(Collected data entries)
— START —

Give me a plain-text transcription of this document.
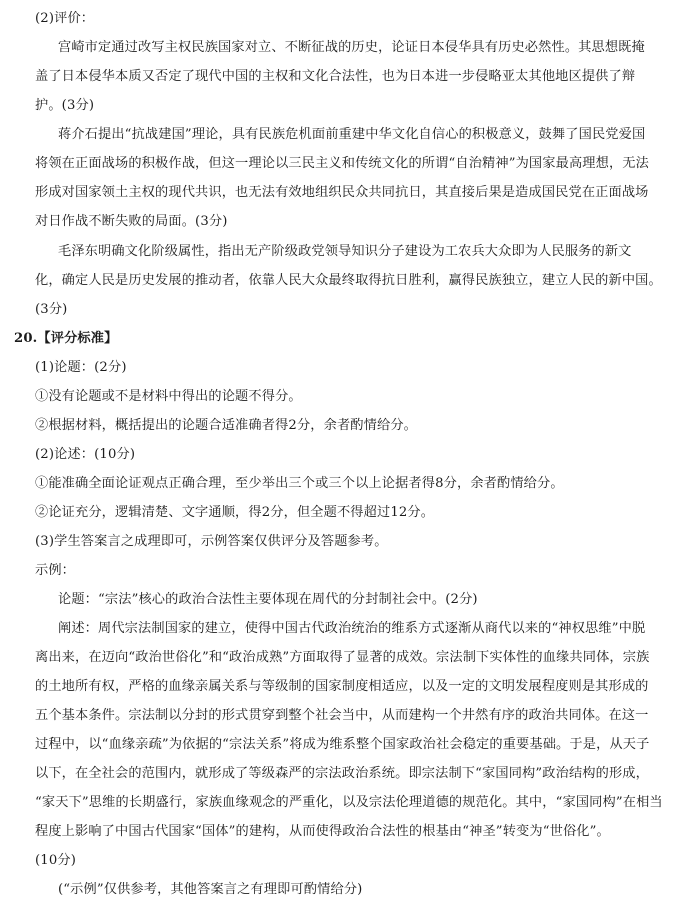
(2)评价：
宫崎市定通过改写主权民族国家对立、不断征战的历史，论证日本侵华具有历史必然性。其思想既掩
盖了日本侵华本质又否定了现代中国的主权和文化合法性，也为日本进一步侵略亚太其他地区提供了辩
护。(3分)
蒋介石提出“抗战建国”理论，具有民族危机面前重建中华文化自信心的积极意义，鼓舞了国民党爱国
将领在正面战场的积极作战，但这一理论以三民主义和传统文化的所谓“自治精神”为国家最高理想，无法
形成对国家领土主权的现代共识，也无法有效地组织民众共同抗日，其直接后果是造成国民党在正面战场
对日作战不断失败的局面。(3分)
毛泽东明确文化阶级属性，指出无产阶级政党领导知识分子建设为工农兵大众即为人民服务的新文
化，确定人民是历史发展的推动者，依靠人民大众最终取得抗日胜利，赢得民族独立，建立人民的新中国。
(3分)
20.【评分标准】
(1)论题：(2分)
①没有论题或不是材料中得出的论题不得分。
②根据材料，概括提出的论题合适准确者得2分，余者酌情给分。
(2)论述：(10分)
①能准确全面论证观点正确合理，至少举出三个或三个以上论据者得8分，余者酌情给分。
②论证充分，逻辑清楚、文字通顺，得2分，但全题不得超过12分。
(3)学生答案言之成理即可，示例答案仅供评分及答题参考。
示例：
论题：“宗法”核心的政治合法性主要体现在周代的分封制社会中。(2分)
阐述：周代宗法制国家的建立，使得中国古代政治统治的维系方式逐渐从商代以来的“神权思维”中脱
离出来，在迈向“政治世俗化”和“政治成熟”方面取得了显著的成效。宗法制下实体性的血缘共同体，宗族
的土地所有权，严格的血缘亲属关系与等级制的国家制度相适应，以及一定的文明发展程度则是其形成的
五个基本条件。宗法制以分封的形式贯穿到整个社会当中，从而建构一个井然有序的政治共同体。在这一
过程中，以“血缘亲疏”为依据的“宗法关系”将成为维系整个国家政治社会稳定的重要基础。于是，从天子
以下，在全社会的范围内，就形成了等级森严的宗法政治系统。即宗法制下“家国同构”政治结构的形成，
“家天下”思维的长期盛行，家族血缘观念的严重化，以及宗法伦理道德的规范化。其中，“家国同构”在相当
程度上影响了中国古代国家“国体”的建构，从而使得政治合法性的根基由“神圣”转变为“世俗化”。
(10分)
(“示例”仅供参考，其他答案言之有理即可酌情给分)
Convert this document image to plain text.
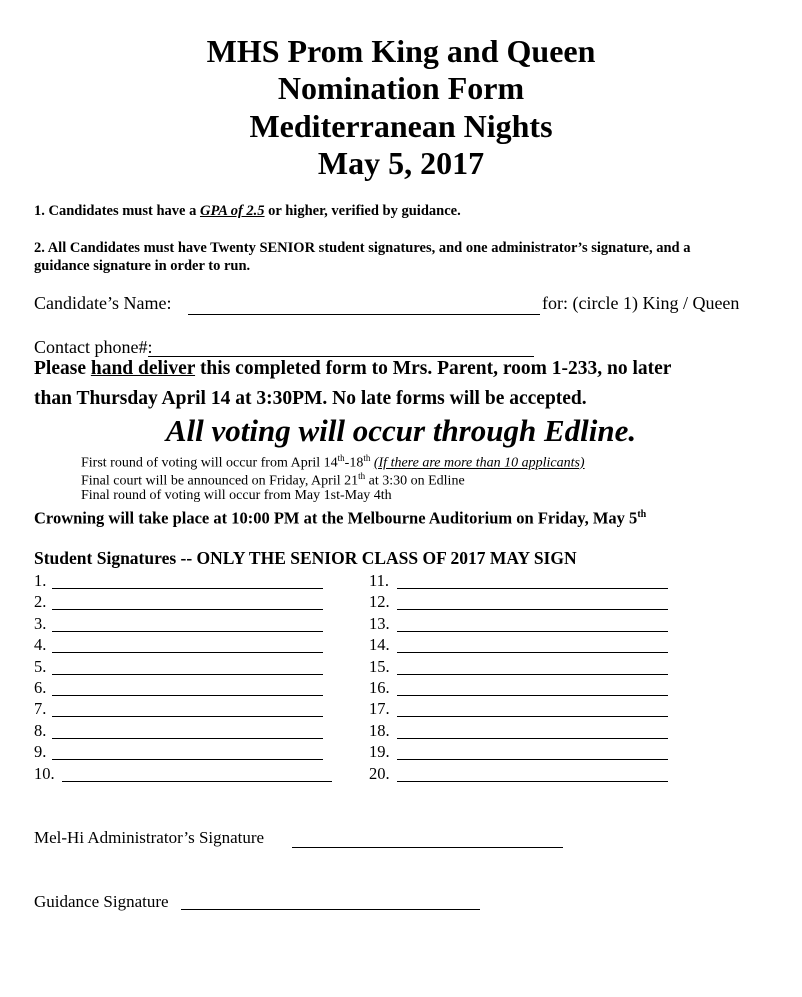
MHS Prom King and Queen
Nomination Form
Mediterranean Nights
May 5, 2017
1. Candidates must have a GPA of 2.5 or higher, verified by guidance.
2. All Candidates must have Twenty SENIOR student signatures, and one administrator’s signature, and a
guidance signature in order to run.
Candidate’s Name:	for: (circle 1) King / Queen
Contact phone#:
Please hand deliver this completed form to Mrs. Parent, room 1-233, no later
than Thursday April 14 at 3:30PM. No late forms will be accepted.
All voting will occur through Edline.
First round of voting will occur from April 14th-18th (If there are more than 10 applicants)
Final court will be announced on Friday, April 21th at 3:30 on Edline
Final round of voting will occur from May 1st-May 4th
Crowning will take place at 10:00 PM at the Melbourne Auditorium on Friday, May 5th
Student Signatures -- ONLY THE SENIOR CLASS OF 2017 MAY SIGN
1.
2.
3.
4.
5.
6.
7.
8.
9.
10.
11.
12.
13.
14.
15.
16.
17.
18.
19.
20.
Mel-Hi Administrator’s Signature
Guidance Signature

— END —

**Job**
Quote the data exactly, leaving every image out of the copy.

**Written solution**
Give me a plain-text transcription of this document.
(2)评价：
宫崎市定通过改写主权民族国家对立、不断征战的历史，论证日本侵华具有历史必然性。其思想既掩
盖了日本侵华本质又否定了现代中国的主权和文化合法性，也为日本进一步侵略亚太其他地区提供了辩
护。(3分)
蒋介石提出“抗战建国”理论，具有民族危机面前重建中华文化自信心的积极意义，鼓舞了国民党爱国
将领在正面战场的积极作战，但这一理论以三民主义和传统文化的所谓“自治精神”为国家最高理想，无法
形成对国家领土主权的现代共识，也无法有效地组织民众共同抗日，其直接后果是造成国民党在正面战场
对日作战不断失败的局面。(3分)
毛泽东明确文化阶级属性，指出无产阶级政党领导知识分子建设为工农兵大众即为人民服务的新文
化，确定人民是历史发展的推动者，依靠人民大众最终取得抗日胜利，赢得民族独立，建立人民的新中国。
(3分)
20.【评分标准】
(1)论题：(2分)
①没有论题或不是材料中得出的论题不得分。
②根据材料，概括提出的论题合适准确者得2分，余者酌情给分。
(2)论述：(10分)
①能准确全面论证观点正确合理，至少举出三个或三个以上论据者得8分，余者酌情给分。
②论证充分，逻辑清楚、文字通顺，得2分，但全题不得超过12分。
(3)学生答案言之成理即可，示例答案仅供评分及答题参考。
示例：
论题：“宗法”核心的政治合法性主要体现在周代的分封制社会中。(2分)
阐述：周代宗法制国家的建立，使得中国古代政治统治的维系方式逐渐从商代以来的“神权思维”中脱
离出来，在迈向“政治世俗化”和“政治成熟”方面取得了显著的成效。宗法制下实体性的血缘共同体，宗族
的土地所有权，严格的血缘亲属关系与等级制的国家制度相适应，以及一定的文明发展程度则是其形成的
五个基本条件。宗法制以分封的形式贯穿到整个社会当中，从而建构一个井然有序的政治共同体。在这一
过程中，以“血缘亲疏”为依据的“宗法关系”将成为维系整个国家政治社会稳定的重要基础。于是，从天子
以下，在全社会的范围内，就形成了等级森严的宗法政治系统。即宗法制下“家国同构”政治结构的形成，
“家天下”思维的长期盛行，家族血缘观念的严重化，以及宗法伦理道德的规范化。其中，“家国同构”在相当
程度上影响了中国古代国家“国体”的建构，从而使得政治合法性的根基由“神圣”转变为“世俗化”。
(10分)
(“示例”仅供参考，其他答案言之有理即可酌情给分)
Convert this document image to plain text.
MHS Prom King and Queen
Nomination Form
Mediterranean Nights
May 5, 2017
1. Candidates must have a GPA of 2.5 or higher, verified by guidance.
2. All Candidates must have Twenty SENIOR student signatures, and one administrator’s signature, and a
guidance signature in order to run.
Candidate’s Name:	for: (circle 1) King / Queen
Contact phone#:
Please hand deliver this completed form to Mrs. Parent, room 1-233, no later
than Thursday April 14 at 3:30PM. No late forms will be accepted.
All voting will occur through Edline.
First round of voting will occur from April 14th-18th (If there are more than 10 applicants)
Final court will be announced on Friday, April 21th at 3:30 on Edline
Final round of voting will occur from May 1st-May 4th
Crowning will take place at 10:00 PM at the Melbourne Auditorium on Friday, May 5th
Student Signatures -- ONLY THE SENIOR CLASS OF 2017 MAY SIGN
1.
2.
3.
4.
5.
6.
7.
8.
9.
10.
11.
12.
13.
14.
15.
16.
17.
18.
19.
20.
Mel-Hi Administrator’s Signature
Guidance Signature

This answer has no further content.